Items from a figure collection

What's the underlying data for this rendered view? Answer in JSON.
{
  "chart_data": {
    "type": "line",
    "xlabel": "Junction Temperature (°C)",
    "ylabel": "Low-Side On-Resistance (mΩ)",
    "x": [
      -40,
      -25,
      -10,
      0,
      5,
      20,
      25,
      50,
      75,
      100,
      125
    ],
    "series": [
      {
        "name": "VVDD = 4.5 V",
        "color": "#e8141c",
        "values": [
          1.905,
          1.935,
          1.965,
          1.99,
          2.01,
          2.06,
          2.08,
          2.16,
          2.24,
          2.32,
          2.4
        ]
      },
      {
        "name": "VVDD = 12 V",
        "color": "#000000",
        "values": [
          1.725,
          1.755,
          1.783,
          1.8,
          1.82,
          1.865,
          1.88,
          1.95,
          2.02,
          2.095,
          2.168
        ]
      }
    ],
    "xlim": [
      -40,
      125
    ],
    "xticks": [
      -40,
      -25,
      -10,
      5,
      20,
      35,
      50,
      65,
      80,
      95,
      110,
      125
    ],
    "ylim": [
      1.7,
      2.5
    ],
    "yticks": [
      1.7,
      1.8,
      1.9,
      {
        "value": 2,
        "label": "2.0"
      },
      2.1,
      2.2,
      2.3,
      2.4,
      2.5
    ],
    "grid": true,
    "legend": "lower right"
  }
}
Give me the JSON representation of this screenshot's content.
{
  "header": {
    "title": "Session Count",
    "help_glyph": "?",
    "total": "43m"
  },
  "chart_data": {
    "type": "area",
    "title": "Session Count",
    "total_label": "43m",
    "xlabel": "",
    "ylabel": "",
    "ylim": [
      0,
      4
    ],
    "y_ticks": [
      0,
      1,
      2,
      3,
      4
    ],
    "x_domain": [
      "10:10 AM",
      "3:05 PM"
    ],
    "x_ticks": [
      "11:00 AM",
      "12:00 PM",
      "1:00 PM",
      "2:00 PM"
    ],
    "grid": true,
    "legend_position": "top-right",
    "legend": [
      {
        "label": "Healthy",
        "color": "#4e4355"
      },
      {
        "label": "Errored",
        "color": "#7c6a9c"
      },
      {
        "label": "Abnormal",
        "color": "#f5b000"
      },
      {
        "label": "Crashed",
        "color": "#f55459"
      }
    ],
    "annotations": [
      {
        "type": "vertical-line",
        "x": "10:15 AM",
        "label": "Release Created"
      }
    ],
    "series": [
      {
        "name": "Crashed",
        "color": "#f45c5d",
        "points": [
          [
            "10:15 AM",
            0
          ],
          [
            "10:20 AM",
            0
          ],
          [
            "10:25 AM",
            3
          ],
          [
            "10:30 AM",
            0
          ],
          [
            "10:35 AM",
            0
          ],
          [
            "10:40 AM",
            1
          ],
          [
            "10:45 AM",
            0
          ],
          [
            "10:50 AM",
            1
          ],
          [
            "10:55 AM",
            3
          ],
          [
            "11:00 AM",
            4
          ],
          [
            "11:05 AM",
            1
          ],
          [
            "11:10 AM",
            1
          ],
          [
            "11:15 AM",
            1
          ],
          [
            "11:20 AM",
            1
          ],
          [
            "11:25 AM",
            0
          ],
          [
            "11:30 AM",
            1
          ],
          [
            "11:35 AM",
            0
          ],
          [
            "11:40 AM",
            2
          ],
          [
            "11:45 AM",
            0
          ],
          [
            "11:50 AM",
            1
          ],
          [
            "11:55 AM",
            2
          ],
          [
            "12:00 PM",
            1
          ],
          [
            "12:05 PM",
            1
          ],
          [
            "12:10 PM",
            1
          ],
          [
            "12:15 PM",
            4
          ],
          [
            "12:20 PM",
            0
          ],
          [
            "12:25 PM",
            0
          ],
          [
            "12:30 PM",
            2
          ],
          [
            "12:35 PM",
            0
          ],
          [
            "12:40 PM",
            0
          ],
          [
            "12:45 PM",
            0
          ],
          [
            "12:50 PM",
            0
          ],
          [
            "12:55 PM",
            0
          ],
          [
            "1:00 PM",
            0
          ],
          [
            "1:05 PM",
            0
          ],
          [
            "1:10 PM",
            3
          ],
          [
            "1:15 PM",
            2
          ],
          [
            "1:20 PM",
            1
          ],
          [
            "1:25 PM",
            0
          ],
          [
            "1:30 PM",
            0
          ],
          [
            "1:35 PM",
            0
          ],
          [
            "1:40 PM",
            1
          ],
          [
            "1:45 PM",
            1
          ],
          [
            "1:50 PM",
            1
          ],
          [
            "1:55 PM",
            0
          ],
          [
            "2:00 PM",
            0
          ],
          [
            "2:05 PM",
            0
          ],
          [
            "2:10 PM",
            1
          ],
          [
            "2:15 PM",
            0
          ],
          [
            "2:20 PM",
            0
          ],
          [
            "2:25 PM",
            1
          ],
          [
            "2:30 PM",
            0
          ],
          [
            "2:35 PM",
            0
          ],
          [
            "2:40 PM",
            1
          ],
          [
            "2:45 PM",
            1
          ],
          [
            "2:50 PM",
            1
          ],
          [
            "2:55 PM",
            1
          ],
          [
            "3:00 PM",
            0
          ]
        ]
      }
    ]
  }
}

▶ Problem details
Please output every record, keeping each line exact.

▶ Complete response
What's the underlying data for this rendered view? Answer in JSON.
{
  "chart_data": {
    "type": "line",
    "xlabel": "Junction Temperature (°C)",
    "ylabel": "Low-Side On-Resistance (mΩ)",
    "x": [
      -40,
      -25,
      -10,
      0,
      5,
      20,
      25,
      50,
      75,
      100,
      125
    ],
    "series": [
      {
        "name": "VVDD = 4.5 V",
        "color": "#e8141c",
        "values": [
          1.905,
          1.935,
          1.965,
          1.99,
          2.01,
          2.06,
          2.08,
          2.16,
          2.24,
          2.32,
          2.4
        ]
      },
      {
        "name": "VVDD = 12 V",
        "color": "#000000",
        "values": [
          1.725,
          1.755,
          1.783,
          1.8,
          1.82,
          1.865,
          1.88,
          1.95,
          2.02,
          2.095,
          2.168
        ]
      }
    ],
    "xlim": [
      -40,
      125
    ],
    "xticks": [
      -40,
      -25,
      -10,
      5,
      20,
      35,
      50,
      65,
      80,
      95,
      110,
      125
    ],
    "ylim": [
      1.7,
      2.5
    ],
    "yticks": [
      1.7,
      1.8,
      1.9,
      {
        "value": 2,
        "label": "2.0"
      },
      2.1,
      2.2,
      2.3,
      2.4,
      2.5
    ],
    "grid": true,
    "legend": "lower right"
  }
}
Give me the JSON representation of this screenshot's content.
{
  "header": {
    "title": "Session Count",
    "help_glyph": "?",
    "total": "43m"
  },
  "chart_data": {
    "type": "area",
    "title": "Session Count",
    "total_label": "43m",
    "xlabel": "",
    "ylabel": "",
    "ylim": [
      0,
      4
    ],
    "y_ticks": [
      0,
      1,
      2,
      3,
      4
    ],
    "x_domain": [
      "10:10 AM",
      "3:05 PM"
    ],
    "x_ticks": [
      "11:00 AM",
      "12:00 PM",
      "1:00 PM",
      "2:00 PM"
    ],
    "grid": true,
    "legend_position": "top-right",
    "legend": [
      {
        "label": "Healthy",
        "color": "#4e4355"
      },
      {
        "label": "Errored",
        "color": "#7c6a9c"
      },
      {
        "label": "Abnormal",
        "color": "#f5b000"
      },
      {
        "label": "Crashed",
        "color": "#f55459"
      }
    ],
    "annotations": [
      {
        "type": "vertical-line",
        "x": "10:15 AM",
        "label": "Release Created"
      }
    ],
    "series": [
      {
        "name": "Crashed",
        "color": "#f45c5d",
        "points": [
          [
            "10:15 AM",
            0
          ],
          [
            "10:20 AM",
            0
          ],
          [
            "10:25 AM",
            3
          ],
          [
            "10:30 AM",
            0
          ],
          [
            "10:35 AM",
            0
          ],
          [
            "10:40 AM",
            1
          ],
          [
            "10:45 AM",
            0
          ],
          [
            "10:50 AM",
            1
          ],
          [
            "10:55 AM",
            3
          ],
          [
            "11:00 AM",
            4
          ],
          [
            "11:05 AM",
            1
          ],
          [
            "11:10 AM",
            1
          ],
          [
            "11:15 AM",
            1
          ],
          [
            "11:20 AM",
            1
          ],
          [
            "11:25 AM",
            0
          ],
          [
            "11:30 AM",
            1
          ],
          [
            "11:35 AM",
            0
          ],
          [
            "11:40 AM",
            2
          ],
          [
            "11:45 AM",
            0
          ],
          [
            "11:50 AM",
            1
          ],
          [
            "11:55 AM",
            2
          ],
          [
            "12:00 PM",
            1
          ],
          [
            "12:05 PM",
            1
          ],
          [
            "12:10 PM",
            1
          ],
          [
            "12:15 PM",
            4
          ],
          [
            "12:20 PM",
            0
          ],
          [
            "12:25 PM",
            0
          ],
          [
            "12:30 PM",
            2
          ],
          [
            "12:35 PM",
            0
          ],
          [
            "12:40 PM",
            0
          ],
          [
            "12:45 PM",
            0
          ],
          [
            "12:50 PM",
            0
          ],
          [
            "12:55 PM",
            0
          ],
          [
            "1:00 PM",
            0
          ],
          [
            "1:05 PM",
            0
          ],
          [
            "1:10 PM",
            3
          ],
          [
            "1:15 PM",
            2
          ],
          [
            "1:20 PM",
            1
          ],
          [
            "1:25 PM",
            0
          ],
          [
            "1:30 PM",
            0
          ],
          [
            "1:35 PM",
            0
          ],
          [
            "1:40 PM",
            1
          ],
          [
            "1:45 PM",
            1
          ],
          [
            "1:50 PM",
            1
          ],
          [
            "1:55 PM",
            0
          ],
          [
            "2:00 PM",
            0
          ],
          [
            "2:05 PM",
            0
          ],
          [
            "2:10 PM",
            1
          ],
          [
            "2:15 PM",
            0
          ],
          [
            "2:20 PM",
            0
          ],
          [
            "2:25 PM",
            1
          ],
          [
            "2:30 PM",
            0
          ],
          [
            "2:35 PM",
            0
          ],
          [
            "2:40 PM",
            1
          ],
          [
            "2:45 PM",
            1
          ],
          [
            "2:50 PM",
            1
          ],
          [
            "2:55 PM",
            1
          ],
          [
            "3:00 PM",
            0
          ]
        ]
      }
    ]
  }
}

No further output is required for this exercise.